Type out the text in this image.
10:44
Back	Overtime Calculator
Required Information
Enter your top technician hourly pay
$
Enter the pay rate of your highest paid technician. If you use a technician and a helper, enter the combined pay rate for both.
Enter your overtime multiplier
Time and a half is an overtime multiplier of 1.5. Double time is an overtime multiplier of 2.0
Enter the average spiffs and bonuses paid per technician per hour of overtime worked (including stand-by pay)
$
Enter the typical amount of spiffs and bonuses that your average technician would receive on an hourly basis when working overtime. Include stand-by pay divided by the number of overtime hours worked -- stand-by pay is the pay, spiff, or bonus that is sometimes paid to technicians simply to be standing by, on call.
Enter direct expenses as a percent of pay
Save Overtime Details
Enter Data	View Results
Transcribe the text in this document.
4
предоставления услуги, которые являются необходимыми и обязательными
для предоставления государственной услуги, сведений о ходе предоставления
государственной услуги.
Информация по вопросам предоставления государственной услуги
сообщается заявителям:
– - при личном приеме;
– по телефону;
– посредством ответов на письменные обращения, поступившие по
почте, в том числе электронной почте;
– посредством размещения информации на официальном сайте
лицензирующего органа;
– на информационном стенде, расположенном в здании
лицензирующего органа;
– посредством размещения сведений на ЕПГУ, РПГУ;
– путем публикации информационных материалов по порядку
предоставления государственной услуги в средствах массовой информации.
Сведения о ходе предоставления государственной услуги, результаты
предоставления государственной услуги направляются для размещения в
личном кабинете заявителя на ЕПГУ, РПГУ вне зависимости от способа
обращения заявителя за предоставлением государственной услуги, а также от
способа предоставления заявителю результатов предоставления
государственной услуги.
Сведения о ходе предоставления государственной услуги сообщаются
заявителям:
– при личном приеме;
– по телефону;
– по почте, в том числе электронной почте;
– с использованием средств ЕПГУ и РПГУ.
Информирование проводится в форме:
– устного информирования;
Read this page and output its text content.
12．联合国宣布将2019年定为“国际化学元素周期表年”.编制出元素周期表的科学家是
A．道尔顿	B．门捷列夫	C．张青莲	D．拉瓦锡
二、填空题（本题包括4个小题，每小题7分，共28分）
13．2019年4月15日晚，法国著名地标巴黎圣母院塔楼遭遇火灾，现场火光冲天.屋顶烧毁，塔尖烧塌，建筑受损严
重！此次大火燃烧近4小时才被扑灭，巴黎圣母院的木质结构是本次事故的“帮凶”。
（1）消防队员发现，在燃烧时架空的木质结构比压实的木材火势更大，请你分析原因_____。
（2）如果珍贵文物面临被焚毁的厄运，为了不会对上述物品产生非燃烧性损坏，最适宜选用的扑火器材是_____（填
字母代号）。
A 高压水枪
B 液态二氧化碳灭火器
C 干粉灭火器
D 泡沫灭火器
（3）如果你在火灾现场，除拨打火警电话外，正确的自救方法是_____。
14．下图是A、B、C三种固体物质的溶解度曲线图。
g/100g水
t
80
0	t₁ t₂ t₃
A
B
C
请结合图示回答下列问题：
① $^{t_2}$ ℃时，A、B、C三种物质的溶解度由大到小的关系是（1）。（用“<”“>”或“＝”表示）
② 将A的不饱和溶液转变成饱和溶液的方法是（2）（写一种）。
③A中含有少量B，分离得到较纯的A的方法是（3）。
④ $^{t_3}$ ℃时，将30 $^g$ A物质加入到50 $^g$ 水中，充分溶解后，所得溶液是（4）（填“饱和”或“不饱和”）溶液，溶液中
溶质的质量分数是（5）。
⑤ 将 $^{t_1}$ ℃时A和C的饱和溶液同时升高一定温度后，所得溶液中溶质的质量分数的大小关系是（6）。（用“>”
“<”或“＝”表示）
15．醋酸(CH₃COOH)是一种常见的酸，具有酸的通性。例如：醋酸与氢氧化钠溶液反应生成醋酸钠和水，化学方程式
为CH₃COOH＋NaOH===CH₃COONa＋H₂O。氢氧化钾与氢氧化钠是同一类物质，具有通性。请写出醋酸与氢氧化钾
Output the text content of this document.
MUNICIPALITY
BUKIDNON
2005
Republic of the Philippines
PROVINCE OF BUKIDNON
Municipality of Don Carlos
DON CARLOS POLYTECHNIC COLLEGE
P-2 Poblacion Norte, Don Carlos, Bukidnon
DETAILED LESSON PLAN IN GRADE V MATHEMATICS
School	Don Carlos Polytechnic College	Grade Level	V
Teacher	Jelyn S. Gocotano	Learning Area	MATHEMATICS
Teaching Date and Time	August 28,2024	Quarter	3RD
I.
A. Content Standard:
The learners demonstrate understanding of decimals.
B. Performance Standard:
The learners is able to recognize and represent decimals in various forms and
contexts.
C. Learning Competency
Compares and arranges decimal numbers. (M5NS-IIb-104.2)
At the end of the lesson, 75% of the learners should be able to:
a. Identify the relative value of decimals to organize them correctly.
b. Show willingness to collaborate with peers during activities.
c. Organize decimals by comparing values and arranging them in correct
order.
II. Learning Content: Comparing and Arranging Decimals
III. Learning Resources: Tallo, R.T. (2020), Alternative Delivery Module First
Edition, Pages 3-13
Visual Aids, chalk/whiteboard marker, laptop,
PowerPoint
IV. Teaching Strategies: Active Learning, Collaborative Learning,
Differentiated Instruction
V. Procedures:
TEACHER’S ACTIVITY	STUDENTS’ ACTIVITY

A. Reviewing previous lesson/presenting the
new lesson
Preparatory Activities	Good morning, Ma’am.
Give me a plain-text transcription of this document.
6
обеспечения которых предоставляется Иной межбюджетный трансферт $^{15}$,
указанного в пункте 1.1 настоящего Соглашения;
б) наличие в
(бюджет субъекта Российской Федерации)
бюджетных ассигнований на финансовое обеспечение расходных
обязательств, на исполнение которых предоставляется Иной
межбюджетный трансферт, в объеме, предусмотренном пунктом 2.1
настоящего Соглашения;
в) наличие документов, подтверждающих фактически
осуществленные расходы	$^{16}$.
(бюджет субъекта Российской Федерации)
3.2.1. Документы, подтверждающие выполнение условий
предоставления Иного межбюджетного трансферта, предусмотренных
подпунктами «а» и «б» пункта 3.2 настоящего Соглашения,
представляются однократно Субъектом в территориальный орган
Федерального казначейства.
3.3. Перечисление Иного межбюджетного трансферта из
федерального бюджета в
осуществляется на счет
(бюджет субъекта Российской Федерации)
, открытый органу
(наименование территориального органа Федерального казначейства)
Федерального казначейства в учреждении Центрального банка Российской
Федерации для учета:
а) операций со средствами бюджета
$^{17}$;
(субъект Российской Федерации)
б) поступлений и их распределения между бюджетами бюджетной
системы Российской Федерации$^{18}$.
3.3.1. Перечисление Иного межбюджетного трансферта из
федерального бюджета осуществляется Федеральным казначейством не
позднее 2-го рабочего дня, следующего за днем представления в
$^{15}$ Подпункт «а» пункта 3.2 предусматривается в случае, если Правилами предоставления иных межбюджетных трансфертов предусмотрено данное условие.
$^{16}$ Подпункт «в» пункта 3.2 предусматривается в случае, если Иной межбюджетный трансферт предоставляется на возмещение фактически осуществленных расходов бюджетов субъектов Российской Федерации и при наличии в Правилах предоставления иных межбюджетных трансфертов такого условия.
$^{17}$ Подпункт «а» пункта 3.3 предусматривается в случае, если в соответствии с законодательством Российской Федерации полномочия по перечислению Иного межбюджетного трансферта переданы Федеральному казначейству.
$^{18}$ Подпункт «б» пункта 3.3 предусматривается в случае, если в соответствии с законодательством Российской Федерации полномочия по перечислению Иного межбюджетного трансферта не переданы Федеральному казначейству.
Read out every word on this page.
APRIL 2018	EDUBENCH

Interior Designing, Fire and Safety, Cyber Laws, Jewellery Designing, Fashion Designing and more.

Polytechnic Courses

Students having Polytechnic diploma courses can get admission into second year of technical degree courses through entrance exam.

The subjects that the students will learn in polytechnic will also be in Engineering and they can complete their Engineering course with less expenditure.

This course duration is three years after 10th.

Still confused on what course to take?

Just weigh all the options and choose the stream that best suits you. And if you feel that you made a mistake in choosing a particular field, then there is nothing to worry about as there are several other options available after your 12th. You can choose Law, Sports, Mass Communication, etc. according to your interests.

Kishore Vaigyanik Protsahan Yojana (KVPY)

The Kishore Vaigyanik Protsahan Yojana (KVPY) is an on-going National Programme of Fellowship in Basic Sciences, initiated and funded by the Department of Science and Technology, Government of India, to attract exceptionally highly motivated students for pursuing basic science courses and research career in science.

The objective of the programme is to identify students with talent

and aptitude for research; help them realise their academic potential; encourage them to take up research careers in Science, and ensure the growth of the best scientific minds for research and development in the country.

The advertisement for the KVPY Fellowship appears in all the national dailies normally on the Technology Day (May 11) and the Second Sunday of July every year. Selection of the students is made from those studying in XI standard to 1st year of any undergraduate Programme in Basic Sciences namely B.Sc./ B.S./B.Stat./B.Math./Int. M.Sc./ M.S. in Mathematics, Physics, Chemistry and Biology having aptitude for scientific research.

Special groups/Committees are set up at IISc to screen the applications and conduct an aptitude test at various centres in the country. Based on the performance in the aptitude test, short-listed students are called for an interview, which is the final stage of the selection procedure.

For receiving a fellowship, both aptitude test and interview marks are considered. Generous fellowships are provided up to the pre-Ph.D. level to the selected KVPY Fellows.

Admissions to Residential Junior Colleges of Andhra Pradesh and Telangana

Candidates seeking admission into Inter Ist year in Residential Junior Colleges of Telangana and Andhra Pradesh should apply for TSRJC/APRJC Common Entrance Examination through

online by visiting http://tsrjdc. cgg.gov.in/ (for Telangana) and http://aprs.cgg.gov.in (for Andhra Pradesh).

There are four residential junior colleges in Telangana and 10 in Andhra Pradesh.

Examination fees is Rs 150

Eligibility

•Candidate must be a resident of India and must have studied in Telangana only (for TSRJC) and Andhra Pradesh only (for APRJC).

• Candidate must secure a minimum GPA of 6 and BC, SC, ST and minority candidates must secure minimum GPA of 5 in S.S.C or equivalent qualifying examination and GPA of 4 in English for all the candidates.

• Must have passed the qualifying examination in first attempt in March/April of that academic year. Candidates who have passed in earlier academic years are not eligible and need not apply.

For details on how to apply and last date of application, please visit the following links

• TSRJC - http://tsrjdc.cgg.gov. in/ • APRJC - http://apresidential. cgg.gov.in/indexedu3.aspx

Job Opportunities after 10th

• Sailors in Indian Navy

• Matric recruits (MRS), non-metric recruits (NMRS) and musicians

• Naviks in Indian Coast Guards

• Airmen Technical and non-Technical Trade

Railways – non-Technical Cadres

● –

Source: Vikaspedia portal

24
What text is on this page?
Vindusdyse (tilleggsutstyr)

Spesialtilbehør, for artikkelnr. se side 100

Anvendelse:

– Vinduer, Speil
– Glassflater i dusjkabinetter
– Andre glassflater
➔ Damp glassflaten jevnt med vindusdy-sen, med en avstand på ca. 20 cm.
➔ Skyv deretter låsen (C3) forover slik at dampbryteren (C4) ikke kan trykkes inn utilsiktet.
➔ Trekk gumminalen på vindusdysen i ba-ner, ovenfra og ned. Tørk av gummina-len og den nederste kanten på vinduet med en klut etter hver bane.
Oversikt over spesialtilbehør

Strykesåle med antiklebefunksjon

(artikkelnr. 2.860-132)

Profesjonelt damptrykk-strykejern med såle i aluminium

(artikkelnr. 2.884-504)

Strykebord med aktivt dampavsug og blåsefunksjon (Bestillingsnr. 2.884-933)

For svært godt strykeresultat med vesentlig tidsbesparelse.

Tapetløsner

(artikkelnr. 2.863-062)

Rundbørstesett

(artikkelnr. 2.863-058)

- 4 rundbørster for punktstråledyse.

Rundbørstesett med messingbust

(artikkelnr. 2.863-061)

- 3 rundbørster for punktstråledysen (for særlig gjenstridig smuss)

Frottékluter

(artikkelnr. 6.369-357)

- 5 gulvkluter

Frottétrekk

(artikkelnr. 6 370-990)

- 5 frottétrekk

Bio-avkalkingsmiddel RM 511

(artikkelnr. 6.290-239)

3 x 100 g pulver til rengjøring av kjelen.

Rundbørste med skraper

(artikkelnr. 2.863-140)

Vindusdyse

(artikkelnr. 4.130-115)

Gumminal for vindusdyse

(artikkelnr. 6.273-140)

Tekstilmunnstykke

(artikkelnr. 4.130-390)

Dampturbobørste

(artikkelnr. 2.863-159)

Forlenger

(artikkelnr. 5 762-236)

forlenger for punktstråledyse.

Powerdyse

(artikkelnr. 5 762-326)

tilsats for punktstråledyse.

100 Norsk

GIVEN REQUEST
Give solely the number of lines in the data that contain the string "Learning".

OUTPUT
5